-------- TEXT BLOCK

Pollack implies that these actions may have convinced the leadership in Tehran that an all-out undeclared covert war has been launched and that Iran must take some retaliatory actions to get out of this dragnet. That is how, says Pollock, a war may start. This would not be an accidental war — the concerted moves by the US and a range of allies are leading to it.
That the process to start a war has already begun is understood in both Moscow and Beijing. Since the beginning of this year, Russian Foreign Minister Sergei Lavrov has been publicly and repeatedly articulating Russia’s worries. On Jan. 18, Lavrov said an attack on Iran would be a “catastrophe” for the region and urged world powers to adopt a policy of non-intervention in the Middle East and North Africa. “It is impossible to list all the consequences [of an attack],” Foreign Minister Sergei Lavrov said in an annual address. “But I have no doubt that it would pour oil on the still-smoldering fire of Sunni-Shia confrontation, which would lead to a chain reaction.” Lavrov added: “As for how likely such a catastrophe is, you need to ask those who constantly mention this as an option.” He also said that Russia would “do everything” in its power to prevent an attack on Iran.
New Delhi’s latest perfidy
Yet New Delhi remains silent, while working feverishly to keep getting Iranian oil without bucking the sanctions diktat imposed by the Americans. On Jan 11, India committed another cynical act that Tehran could not help but notice with dismay. Ignoring the hardline Netanyahu government’s central role in the gang-up on Iran — even the war party in the United States has made efforts in recent days to warn these hardliner Zionists not to act independently against Iran — External Affairs Minister S. M. Krishna went to Tel Aviv to sign one of the country’s largest arms deals [ever?].

----------------
-------- LISTED RECORDS

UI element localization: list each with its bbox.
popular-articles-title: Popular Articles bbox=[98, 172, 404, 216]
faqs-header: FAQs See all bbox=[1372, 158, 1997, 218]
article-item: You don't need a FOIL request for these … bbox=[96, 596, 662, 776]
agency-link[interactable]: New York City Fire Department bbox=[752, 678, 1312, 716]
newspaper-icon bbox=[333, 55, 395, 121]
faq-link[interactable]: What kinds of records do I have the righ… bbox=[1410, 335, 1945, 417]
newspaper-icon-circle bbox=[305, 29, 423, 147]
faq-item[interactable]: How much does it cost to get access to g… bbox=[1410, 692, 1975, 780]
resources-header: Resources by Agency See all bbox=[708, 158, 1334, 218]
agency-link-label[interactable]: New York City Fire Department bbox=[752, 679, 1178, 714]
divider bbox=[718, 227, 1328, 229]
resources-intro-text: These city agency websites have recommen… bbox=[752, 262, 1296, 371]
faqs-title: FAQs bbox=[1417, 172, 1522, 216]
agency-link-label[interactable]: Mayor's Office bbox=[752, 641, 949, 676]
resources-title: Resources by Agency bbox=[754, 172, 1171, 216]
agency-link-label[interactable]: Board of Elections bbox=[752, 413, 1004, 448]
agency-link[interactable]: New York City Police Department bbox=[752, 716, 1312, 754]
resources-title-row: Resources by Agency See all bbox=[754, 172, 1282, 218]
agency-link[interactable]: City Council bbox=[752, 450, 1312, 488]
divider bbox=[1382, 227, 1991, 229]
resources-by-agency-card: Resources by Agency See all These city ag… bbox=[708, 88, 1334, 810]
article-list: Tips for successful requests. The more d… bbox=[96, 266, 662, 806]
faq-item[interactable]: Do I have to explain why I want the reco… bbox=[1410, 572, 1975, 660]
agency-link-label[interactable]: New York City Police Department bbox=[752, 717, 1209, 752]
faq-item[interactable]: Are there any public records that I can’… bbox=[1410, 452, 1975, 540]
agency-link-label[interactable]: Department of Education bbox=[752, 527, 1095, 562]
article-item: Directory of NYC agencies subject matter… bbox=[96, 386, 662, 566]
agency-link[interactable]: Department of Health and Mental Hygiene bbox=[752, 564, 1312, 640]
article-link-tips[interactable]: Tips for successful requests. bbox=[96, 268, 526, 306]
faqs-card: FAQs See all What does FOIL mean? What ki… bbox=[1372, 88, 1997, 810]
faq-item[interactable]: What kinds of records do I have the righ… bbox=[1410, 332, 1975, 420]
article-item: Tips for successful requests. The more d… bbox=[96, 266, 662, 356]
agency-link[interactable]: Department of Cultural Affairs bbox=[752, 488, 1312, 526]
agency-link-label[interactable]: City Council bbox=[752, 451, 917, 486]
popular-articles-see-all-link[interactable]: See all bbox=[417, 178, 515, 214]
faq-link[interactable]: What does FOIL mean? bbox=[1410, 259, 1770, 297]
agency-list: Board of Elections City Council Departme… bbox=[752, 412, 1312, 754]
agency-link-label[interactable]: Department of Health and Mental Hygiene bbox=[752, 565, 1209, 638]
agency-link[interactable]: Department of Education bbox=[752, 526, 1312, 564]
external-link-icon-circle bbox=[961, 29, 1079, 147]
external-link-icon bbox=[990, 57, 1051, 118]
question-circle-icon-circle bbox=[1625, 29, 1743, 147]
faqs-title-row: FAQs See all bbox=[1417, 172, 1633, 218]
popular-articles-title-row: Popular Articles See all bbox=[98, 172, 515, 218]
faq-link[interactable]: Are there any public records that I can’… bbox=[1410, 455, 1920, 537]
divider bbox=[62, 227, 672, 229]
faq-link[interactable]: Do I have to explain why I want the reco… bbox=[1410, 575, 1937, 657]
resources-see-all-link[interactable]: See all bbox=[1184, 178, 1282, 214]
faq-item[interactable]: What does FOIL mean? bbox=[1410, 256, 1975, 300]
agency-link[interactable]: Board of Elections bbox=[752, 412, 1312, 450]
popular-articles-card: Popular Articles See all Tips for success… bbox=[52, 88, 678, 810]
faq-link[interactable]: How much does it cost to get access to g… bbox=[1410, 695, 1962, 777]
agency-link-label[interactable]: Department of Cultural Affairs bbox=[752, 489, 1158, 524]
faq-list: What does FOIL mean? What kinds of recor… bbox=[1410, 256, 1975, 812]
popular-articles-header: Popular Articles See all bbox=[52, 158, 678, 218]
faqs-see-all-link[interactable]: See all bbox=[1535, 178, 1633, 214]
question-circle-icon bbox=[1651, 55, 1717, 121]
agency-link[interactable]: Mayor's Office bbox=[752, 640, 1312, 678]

----------------

» WHAT YOU HAVE TO DO: Can you reproduce, word for word, the stretch of the commentary on a possible war with Iran from "Pollack implies that" through "leading to it."?

» PROBLEM SOLUTION:
Pollack implies that these actions may have convinced the leadership in Tehran that an all-out undeclared covert war has been launched and that Iran must take some retaliatory actions to get out of this dragnet. That is how, says Pollock, a war may start. This would not be an accidental war — the concerted moves by the US and a range of allies are leading to it.